* **Work request**
Every entry that follows is to be duplicated exactly.

* **Material shown**
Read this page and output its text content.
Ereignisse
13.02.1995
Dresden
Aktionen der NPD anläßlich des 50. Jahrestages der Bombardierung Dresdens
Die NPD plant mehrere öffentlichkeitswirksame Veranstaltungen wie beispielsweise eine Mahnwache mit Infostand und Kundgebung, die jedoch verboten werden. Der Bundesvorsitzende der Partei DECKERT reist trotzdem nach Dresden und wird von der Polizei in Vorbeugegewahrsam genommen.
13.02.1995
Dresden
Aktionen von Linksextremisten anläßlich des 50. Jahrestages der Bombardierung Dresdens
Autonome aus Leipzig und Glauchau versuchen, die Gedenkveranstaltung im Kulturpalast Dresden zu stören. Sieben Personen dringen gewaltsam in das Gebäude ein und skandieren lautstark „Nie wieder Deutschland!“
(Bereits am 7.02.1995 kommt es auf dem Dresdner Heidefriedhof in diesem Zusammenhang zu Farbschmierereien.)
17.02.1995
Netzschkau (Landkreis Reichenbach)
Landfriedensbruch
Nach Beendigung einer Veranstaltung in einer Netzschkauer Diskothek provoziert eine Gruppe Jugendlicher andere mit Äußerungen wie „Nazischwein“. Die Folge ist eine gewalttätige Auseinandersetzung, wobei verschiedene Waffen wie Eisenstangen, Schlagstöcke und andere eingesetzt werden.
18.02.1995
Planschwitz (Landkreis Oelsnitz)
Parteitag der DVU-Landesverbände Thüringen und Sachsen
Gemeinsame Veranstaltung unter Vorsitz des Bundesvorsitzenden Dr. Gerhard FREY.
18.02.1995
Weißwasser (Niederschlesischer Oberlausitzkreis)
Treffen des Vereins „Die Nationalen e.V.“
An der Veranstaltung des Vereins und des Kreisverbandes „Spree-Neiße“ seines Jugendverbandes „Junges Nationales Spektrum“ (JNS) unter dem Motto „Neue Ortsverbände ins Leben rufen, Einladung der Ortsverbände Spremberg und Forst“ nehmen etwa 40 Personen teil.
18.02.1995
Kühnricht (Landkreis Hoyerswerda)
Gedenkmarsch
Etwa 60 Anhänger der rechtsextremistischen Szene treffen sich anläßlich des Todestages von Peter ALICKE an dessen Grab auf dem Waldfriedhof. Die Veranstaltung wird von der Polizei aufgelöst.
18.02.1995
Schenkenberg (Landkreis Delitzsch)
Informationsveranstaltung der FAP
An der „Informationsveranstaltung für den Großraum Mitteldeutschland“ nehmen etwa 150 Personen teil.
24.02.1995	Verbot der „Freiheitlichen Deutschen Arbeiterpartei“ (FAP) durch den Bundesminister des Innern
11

* **Exercise answer**
Read this page and output its text content.
Ereignisse
13.02.1995
Dresden
Aktionen der NPD anläßlich des 50. Jahrestages der Bombardierung Dresdens
Die NPD plant mehrere öffentlichkeitswirksame Veranstaltungen wie beispielsweise eine Mahnwache mit Infostand und Kundgebung, die jedoch verboten werden. Der Bundesvorsitzende der Partei DECKERT reist trotzdem nach Dresden und wird von der Polizei in Vorbeugegewahrsam genommen.
13.02.1995
Dresden
Aktionen von Linksextremisten anläßlich des 50. Jahrestages der Bombardierung Dresdens
Autonome aus Leipzig und Glauchau versuchen, die Gedenkveranstaltung im Kulturpalast Dresden zu stören. Sieben Personen dringen gewaltsam in das Gebäude ein und skandieren lautstark „Nie wieder Deutschland!“
(Bereits am 7.02.1995 kommt es auf dem Dresdner Heidefriedhof in diesem Zusammenhang zu Farbschmierereien.)
17.02.1995
Netzschkau (Landkreis Reichenbach)
Landfriedensbruch
Nach Beendigung einer Veranstaltung in einer Netzschkauer Diskothek provoziert eine Gruppe Jugendlicher andere mit Äußerungen wie „Nazischwein“. Die Folge ist eine gewalttätige Auseinandersetzung, wobei verschiedene Waffen wie Eisenstangen, Schlagstöcke und andere eingesetzt werden.
18.02.1995
Planschwitz (Landkreis Oelsnitz)
Parteitag der DVU-Landesverbände Thüringen und Sachsen
Gemeinsame Veranstaltung unter Vorsitz des Bundesvorsitzenden Dr. Gerhard FREY.
18.02.1995
Weißwasser (Niederschlesischer Oberlausitzkreis)
Treffen des Vereins „Die Nationalen e.V.“
An der Veranstaltung des Vereins und des Kreisverbandes „Spree-Neiße“ seines Jugendverbandes „Junges Nationales Spektrum“ (JNS) unter dem Motto „Neue Ortsverbände ins Leben rufen, Einladung der Ortsverbände Spremberg und Forst“ nehmen etwa 40 Personen teil.
18.02.1995
Kühnricht (Landkreis Hoyerswerda)
Gedenkmarsch
Etwa 60 Anhänger der rechtsextremistischen Szene treffen sich anläßlich des Todestages von Peter ALICKE an dessen Grab auf dem Waldfriedhof. Die Veranstaltung wird von der Polizei aufgelöst.
18.02.1995
Schenkenberg (Landkreis Delitzsch)
Informationsveranstaltung der FAP
An der „Informationsveranstaltung für den Großraum Mitteldeutschland“ nehmen etwa 150 Personen teil.
24.02.1995	Verbot der „Freiheitlichen Deutschen Arbeiterpartei“ (FAP) durch den Bundesminister des Innern
11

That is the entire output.